▶ **Extracted information**:
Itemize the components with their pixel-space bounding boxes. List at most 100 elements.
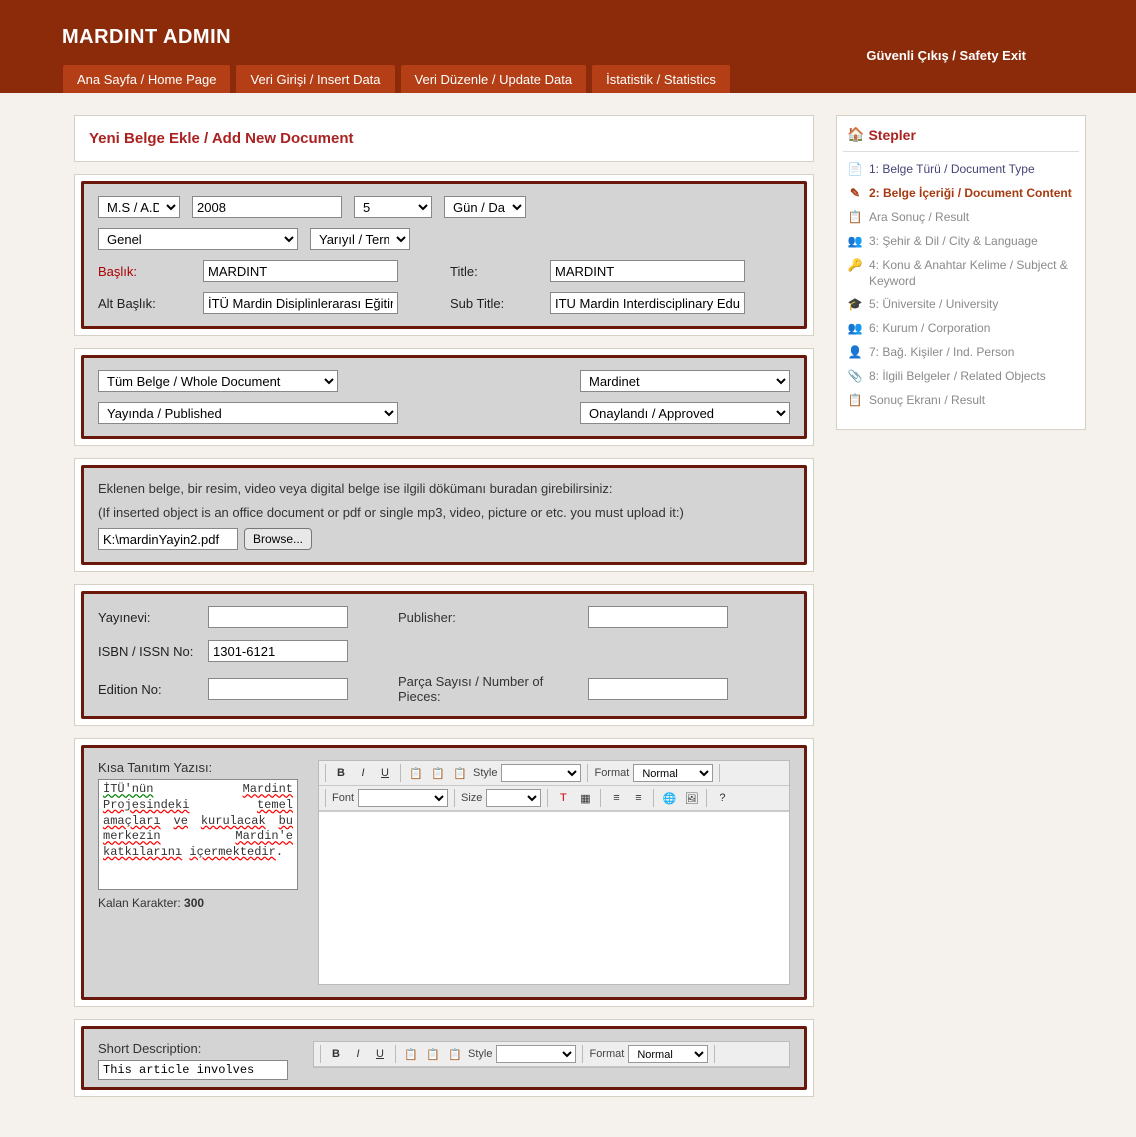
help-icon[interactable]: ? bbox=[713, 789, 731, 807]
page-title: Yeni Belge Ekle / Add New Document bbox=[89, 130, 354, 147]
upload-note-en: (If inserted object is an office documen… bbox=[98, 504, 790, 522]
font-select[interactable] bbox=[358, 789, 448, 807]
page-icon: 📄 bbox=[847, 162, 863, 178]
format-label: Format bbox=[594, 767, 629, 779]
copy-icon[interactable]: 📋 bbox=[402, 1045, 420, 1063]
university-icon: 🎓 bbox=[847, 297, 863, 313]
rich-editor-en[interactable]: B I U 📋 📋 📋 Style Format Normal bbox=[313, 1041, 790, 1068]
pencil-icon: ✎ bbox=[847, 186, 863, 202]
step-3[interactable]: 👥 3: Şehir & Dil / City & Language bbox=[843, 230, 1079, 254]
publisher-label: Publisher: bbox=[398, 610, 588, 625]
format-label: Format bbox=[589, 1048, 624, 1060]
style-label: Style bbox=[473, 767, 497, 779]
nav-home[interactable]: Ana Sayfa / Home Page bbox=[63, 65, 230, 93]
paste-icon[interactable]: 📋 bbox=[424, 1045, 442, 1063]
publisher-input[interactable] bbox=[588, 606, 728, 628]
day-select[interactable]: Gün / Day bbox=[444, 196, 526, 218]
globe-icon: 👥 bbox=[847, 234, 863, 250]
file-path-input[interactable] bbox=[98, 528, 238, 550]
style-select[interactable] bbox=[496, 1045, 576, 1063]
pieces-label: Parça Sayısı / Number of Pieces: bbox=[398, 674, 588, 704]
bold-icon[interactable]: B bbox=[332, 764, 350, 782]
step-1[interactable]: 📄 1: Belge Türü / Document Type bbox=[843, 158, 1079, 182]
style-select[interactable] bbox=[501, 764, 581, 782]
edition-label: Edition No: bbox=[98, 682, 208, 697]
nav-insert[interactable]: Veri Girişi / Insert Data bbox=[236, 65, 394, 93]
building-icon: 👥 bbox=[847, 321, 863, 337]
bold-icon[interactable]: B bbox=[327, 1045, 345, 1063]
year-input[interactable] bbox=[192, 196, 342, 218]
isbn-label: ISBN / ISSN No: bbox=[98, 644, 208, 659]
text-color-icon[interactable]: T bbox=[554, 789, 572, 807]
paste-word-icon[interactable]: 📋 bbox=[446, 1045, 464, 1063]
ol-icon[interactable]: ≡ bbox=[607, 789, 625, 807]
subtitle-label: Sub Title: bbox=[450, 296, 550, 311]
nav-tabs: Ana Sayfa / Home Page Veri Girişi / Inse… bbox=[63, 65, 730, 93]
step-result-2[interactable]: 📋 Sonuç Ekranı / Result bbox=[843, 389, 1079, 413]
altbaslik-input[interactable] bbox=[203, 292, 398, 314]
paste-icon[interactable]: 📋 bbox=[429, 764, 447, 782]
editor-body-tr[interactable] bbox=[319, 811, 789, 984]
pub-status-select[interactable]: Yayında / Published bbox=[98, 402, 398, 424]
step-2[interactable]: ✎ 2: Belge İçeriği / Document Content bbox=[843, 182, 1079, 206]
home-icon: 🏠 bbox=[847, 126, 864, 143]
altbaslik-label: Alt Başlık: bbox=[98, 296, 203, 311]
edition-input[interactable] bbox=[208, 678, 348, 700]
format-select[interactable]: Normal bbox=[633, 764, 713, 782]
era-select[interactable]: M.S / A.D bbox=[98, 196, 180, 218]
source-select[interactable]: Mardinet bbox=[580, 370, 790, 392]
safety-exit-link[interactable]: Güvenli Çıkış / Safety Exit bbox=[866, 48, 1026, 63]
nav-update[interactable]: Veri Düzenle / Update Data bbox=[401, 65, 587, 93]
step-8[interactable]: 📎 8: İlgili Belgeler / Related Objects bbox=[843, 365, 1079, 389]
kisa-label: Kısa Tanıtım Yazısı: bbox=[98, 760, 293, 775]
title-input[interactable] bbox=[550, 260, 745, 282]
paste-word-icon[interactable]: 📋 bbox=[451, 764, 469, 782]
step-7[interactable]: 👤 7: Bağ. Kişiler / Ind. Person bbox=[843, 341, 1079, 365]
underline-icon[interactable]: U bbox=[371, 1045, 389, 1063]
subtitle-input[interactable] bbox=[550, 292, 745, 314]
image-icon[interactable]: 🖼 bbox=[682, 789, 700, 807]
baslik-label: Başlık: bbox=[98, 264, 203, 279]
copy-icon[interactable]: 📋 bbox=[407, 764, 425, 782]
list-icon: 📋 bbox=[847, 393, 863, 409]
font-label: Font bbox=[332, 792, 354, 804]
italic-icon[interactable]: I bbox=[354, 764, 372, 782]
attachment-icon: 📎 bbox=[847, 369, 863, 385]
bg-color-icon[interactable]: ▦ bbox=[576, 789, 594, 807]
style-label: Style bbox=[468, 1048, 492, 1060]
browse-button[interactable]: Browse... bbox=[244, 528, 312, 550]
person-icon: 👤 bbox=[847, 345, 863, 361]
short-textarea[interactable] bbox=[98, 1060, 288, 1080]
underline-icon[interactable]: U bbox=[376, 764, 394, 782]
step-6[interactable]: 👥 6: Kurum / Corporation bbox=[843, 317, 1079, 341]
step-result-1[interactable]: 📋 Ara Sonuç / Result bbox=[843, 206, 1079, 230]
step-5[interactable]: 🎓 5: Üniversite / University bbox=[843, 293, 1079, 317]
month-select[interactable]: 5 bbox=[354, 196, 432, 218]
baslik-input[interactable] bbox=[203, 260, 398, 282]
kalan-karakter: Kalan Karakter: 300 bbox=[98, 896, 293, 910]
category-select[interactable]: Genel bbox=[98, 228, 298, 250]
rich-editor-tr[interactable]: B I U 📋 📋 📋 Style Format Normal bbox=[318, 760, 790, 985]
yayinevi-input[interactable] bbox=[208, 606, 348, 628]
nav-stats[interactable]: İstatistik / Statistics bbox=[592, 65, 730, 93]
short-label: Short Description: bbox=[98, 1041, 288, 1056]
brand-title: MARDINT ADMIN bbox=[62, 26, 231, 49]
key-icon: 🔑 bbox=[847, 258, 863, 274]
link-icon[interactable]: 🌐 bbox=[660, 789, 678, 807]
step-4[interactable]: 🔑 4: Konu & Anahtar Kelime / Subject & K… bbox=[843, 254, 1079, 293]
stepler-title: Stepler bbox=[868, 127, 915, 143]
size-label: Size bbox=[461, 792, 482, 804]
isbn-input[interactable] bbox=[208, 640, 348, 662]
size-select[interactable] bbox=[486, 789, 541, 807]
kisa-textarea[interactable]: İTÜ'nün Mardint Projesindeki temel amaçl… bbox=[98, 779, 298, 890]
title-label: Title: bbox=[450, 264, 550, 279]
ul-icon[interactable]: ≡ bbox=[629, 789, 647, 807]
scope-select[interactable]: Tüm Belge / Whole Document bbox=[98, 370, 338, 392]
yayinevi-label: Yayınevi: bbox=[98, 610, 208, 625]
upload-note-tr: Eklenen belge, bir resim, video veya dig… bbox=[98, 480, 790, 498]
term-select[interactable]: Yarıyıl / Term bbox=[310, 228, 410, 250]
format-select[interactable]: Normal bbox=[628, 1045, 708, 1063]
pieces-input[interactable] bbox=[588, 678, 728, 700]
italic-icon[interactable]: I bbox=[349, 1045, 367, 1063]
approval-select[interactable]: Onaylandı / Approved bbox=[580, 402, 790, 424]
--
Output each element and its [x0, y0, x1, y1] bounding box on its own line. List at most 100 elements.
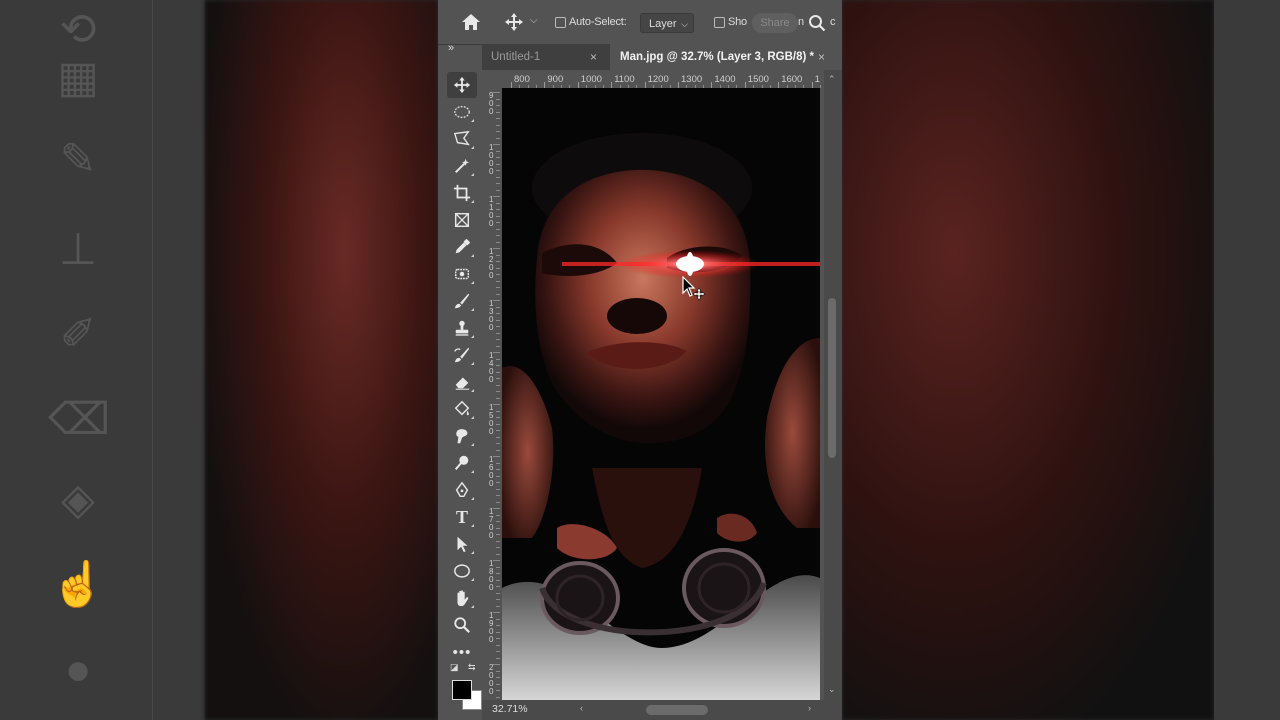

▶ **Goal of the exercise**: Write out the lines between the one holding "Itemize the components" and the one holding "rich-editor-en[interactable]: B I", inclusive, leaving the pictures out of your answer.

▶ **The completed task**:
Itemize the components with their pixel-space bounding boxes. List at most 100 elements.
help-icon[interactable]: ? bbox=[713, 789, 731, 807]
page-title: Yeni Belge Ekle / Add New Document bbox=[89, 130, 354, 147]
upload-note-en: (If inserted object is an office documen… bbox=[98, 504, 790, 522]
font-select[interactable] bbox=[358, 789, 448, 807]
page-icon: 📄 bbox=[847, 162, 863, 178]
format-label: Format bbox=[594, 767, 629, 779]
copy-icon[interactable]: 📋 bbox=[402, 1045, 420, 1063]
university-icon: 🎓 bbox=[847, 297, 863, 313]
rich-editor-en[interactable]: B I U 📋 📋 📋 Style Format Normal bbox=[313, 1041, 790, 1068]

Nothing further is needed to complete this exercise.